### Perintah Tugas 1
Tentukan apakah setiap pernyataan berikut sesuai dengan teks bacaan di bawah, jawab ya atau tidak, dan kutip kata-kata teks yang menjadi penentunya. (a) Luas tanah Masjidil Haram mencapai 356.800 meter persegi. (b) Pengepungan terjadi ketika jamaah sedang menjalankan salat isya. (c) Juhayman menyusup ke dalam jamaah bersama sekitar 500 pengikutnya.
### Perintah Tugas 2
Jawablah pertanyaan berikut berdasarkan teks bacaan di bawah.
(a) Berapa kapasitas jamaah Masjidil Haram?
(b) Siapa pemimpin kelompok Al-Jamaa al-Salafiya al-Muhtasiba (JSM)?
(c) Di mana kelompok ekstremis itu menempatkan penembak jitu?
### Perintah Tugas 3
Buatlah ringkasan teks bacaan di bawah dalam dua kalimat.

··· Teks Bacaan

INIPASTI.COM – Masjidil Haram di Mekkah, Arab Saudi, memegang peranan penting sebagai salah satu tujuan utama umat Muslim di seluruh dunia. Keinginan banyak umat Muslim untuk beribadah di masjid tertua ini sangatlah besar.
Dengan luas tanah mencapai 356.800 meter persegi, masjid ini memiliki kapasitas hingga dua juta jamaah, terutama pada bulan Ramadan dan musim Haji. Namun, sejarah Masjidil Haram tidak luput dari peristiwa tragis yang terjadi pada 20 November 1979.
Pada tanggal tersebut, kelompok ekstremis Al-Jamaa al-Salafiya al-Muhtasiba (JSM) mengepung Masjidil Haram di bawah pimpinan Juhayman al-Otaybi, seorang ulama muda dari suku Arab Bedouin. Peristiwa ini terjadi ketika sekitar 50 ribu jamaah sedang menjalankan salat subuh di masjid tersebut.
Dilansir dilaman CNN Indonesia, Juhayman dan sekitar 200 pengikutnya menyusup ke dalam jamaah dan melakukan salat bersama. Setelah salat, Juhayman mengambil alih tempat khotib dan mengumumkan kehadiran Imam Mahdi sebagai penyelamat dunia.
Tindakan ini mengejutkan para jamaah, dan kelompok Juhayman berusaha meyakinkan mereka bahwa Mahdi telah hadir bersama mereka, merujuk pada Mohammed bin Abdullah al-Qahtani.
Kelompok ekstremis tersebut kemudian melakukan tindakan kekerasan, menyegel Masjidil Haram dan menempatkan penembak jitu di menara-menara tinggi.

······
··· Baris Tersimpan

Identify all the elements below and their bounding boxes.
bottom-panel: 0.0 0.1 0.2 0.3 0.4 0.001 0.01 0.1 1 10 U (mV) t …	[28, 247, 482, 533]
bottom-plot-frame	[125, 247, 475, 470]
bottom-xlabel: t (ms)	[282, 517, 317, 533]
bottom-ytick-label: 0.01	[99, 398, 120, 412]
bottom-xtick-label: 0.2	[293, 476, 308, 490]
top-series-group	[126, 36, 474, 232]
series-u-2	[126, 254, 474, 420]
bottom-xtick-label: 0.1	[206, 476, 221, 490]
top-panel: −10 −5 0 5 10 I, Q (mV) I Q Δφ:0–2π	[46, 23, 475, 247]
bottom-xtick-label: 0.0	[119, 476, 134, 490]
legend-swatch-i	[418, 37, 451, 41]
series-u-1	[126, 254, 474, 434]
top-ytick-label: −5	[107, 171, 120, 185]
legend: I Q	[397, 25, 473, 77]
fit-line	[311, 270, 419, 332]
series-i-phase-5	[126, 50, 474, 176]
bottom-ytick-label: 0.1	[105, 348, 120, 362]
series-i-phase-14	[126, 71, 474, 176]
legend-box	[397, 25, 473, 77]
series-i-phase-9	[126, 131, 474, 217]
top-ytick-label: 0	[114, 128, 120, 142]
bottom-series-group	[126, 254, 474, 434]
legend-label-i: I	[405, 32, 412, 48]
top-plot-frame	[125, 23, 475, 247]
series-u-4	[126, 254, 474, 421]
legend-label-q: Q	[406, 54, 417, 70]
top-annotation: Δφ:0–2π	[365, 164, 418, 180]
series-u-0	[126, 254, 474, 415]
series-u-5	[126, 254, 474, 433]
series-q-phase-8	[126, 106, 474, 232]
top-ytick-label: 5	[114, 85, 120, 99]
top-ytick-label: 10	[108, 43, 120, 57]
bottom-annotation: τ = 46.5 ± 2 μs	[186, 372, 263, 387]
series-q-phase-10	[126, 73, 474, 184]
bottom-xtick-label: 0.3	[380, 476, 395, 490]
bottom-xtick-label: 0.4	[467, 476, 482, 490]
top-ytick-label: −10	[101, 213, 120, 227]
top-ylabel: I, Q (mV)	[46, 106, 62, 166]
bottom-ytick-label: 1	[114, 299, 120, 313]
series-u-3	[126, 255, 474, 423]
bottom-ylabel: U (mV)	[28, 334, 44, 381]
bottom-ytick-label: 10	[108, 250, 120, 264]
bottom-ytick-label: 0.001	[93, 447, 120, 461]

······

### Hasil 1
(a) Ya: "Dengan luas tanah mencapai 356.800 meter persegi"
(b) Tidak: "sekitar 50 ribu jamaah sedang menjalankan salat subuh"
(c) Tidak: "Juhayman dan sekitar 200 pengikutnya menyusup ke dalam jamaah"

### Hasil 2
(a) Hingga dua juta jamaah.
(b) Juhayman al-Otaybi.
(c) Di menara-menara tinggi.

### Hasil 3
Masjidil Haram di Mekkah, yang luas tanahnya mencapai 356.800 meter persegi dan dapat menampung hingga dua juta jamaah, merupakan salah satu tujuan utama umat Muslim di seluruh dunia. Pada 20 November 1979, kelompok ekstremis JSM pimpinan Juhayman al-Otaybi mengepung masjid itu saat salat subuh, mengumumkan kehadiran Imam Mahdi, lalu menyegel masjid dan menempatkan penembak jitu di menara-menara tinggi.